TASK INSTRUCTIONS –
Continue the news report on the Libor claim against NatWest, picking up after its final sentence.

SELECTED EXCERPT –
________________________

NatWest dodges Libor fixing suit after claim misses six-year deadline

NatWest has avoided an £8 million Libor-related consequential loss claim after an English judge ruled the claim had overshot its limitation period by a fortnight.

In a judgment issued by on 27 May, Chief Master Matthew Marsh of the English High Court in London struck out the claim form lodged by trust company Boyse International.

Boyse (International) Limited, a Gibraltar-based company that managed property investments for a luxury travel agent, sought over £8 million (US$9.88 million) from NatWest. The company cited losses stemming from two interest rate hedging products (IRHPs) it entered into in 2007 and 2008.

The company claimed that it was forced to sell two of its London commercial properties at a loss to pay for the IRHPs, which were tied to the Libor benchmark.

The Royal Bank of Scotland (RBS) acted as agent for NatWest Markets in both transactions.

Boyse complained that Libor was not an independent benchmark rate, did not represent the interest rate as defined by the British Bankers' Association (BBA) and that the bank made false submissions to the BBA and attempted to manipulate the benchmark.

The Financial Services Authority (FSA), then the UK’s financial regulator, announced in a final notice on 6 February 2013 that it would impose a £87.5 million fine on RBS for “significant failings” in relation to Libor. 

RBS repaid Boyse £1.4 million, the total amount spent on the hedging products, in October 2014. But the bank did not stump up any money to cover any losses on the property sales and stopped short of admitting liability.

The company filed a claim against Natwest on 19 February 2019 – six years and 13 days after the FSA final notice. The standard limitation period for contract claims in English law is six years.

Boyse’s barrister Stephen Auld QC argued the limitation period should not have begun on announcement of the final notice, but when the claimant learned of the findings.

________________________

RECORDS –
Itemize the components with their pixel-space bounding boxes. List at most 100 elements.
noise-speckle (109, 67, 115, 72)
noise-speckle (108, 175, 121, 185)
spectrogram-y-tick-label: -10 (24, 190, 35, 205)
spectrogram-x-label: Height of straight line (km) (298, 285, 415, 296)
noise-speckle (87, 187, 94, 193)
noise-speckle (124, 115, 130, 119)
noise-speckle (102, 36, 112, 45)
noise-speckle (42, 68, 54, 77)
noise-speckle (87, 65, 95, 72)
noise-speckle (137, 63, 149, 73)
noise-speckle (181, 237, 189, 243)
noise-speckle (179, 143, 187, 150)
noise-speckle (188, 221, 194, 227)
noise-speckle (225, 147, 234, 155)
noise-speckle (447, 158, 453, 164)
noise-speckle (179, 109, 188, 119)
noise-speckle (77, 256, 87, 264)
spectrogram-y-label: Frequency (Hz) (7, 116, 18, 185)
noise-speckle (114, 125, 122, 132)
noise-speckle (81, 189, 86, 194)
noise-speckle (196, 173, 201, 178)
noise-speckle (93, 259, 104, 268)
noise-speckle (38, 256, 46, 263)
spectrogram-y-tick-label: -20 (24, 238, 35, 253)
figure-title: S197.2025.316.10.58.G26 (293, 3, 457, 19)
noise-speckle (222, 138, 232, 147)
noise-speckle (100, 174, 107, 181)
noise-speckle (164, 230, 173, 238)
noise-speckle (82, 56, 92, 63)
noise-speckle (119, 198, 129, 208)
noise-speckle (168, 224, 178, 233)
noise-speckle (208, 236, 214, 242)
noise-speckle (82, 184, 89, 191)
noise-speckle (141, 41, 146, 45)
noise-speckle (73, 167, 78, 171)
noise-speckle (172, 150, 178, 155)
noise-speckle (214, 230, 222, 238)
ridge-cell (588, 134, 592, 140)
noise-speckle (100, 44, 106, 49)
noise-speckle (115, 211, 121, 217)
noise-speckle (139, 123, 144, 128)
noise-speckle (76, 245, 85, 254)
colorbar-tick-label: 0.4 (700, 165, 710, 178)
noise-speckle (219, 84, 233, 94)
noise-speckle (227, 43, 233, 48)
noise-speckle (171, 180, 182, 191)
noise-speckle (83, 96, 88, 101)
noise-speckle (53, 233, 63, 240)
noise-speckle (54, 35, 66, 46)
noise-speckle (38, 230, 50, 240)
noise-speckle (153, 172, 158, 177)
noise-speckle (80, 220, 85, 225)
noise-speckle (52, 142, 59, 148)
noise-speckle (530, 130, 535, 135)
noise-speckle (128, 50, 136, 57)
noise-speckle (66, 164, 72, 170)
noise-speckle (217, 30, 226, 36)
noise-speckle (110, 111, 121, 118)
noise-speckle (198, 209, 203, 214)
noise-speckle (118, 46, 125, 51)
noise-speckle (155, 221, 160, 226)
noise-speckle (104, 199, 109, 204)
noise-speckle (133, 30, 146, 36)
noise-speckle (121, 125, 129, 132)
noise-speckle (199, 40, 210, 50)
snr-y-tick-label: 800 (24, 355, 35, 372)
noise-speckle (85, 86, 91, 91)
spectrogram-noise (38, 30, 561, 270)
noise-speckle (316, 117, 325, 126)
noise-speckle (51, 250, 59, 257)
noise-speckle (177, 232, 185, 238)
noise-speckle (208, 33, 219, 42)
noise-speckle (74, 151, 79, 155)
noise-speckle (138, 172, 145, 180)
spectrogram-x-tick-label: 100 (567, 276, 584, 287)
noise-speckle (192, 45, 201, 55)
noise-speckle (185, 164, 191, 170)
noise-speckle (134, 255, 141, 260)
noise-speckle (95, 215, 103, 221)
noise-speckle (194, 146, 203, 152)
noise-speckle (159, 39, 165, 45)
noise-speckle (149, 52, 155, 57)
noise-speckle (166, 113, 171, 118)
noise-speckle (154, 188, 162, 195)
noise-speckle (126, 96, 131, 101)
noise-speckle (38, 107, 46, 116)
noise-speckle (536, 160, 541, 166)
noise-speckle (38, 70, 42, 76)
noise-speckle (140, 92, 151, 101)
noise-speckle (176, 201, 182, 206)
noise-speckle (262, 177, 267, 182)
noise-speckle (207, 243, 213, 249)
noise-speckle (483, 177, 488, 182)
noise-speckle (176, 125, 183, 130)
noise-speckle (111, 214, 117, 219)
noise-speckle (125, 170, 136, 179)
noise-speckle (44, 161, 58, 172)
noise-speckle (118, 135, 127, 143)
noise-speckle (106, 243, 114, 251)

________________________

RESPONSE –
Auld said Boyse would have had to take “exceptional measures” to discover the FSA’s findings, which could have reasonably taken two weeks from 6 February 2013 as the company sought expert advice to explain the notice.  

But Chief Master Marsh said that a reasonably diligent person in Boyse's shoes would have been “alert to the widespread publicity about Libor” even before the final notice was issued.

The language used in the final notice was “not technical” and that “any person of reasonable sophistication could not fail to understand what Libor rates being manipulated and undermined could mean,” the judge said.

“The uncomfortable truth for Boyse is that the claim form was issued just 13 days too late,” he concluded. “Its attempts to bridge that short period are artificial because the six-year period of limitation provides ample time to obtain advice and formulate a claim.”

NatWest engaged Laura John at Fountain Court Chambers as legal counsel.

Boyse also claimed the bank knew the IRHPs were not suitable for the company, but Marsh pointed out that the claim did not provide “adequate particulars” giving evidence of this.

“There is nothing in the claim that can be salvaged,” he concluded.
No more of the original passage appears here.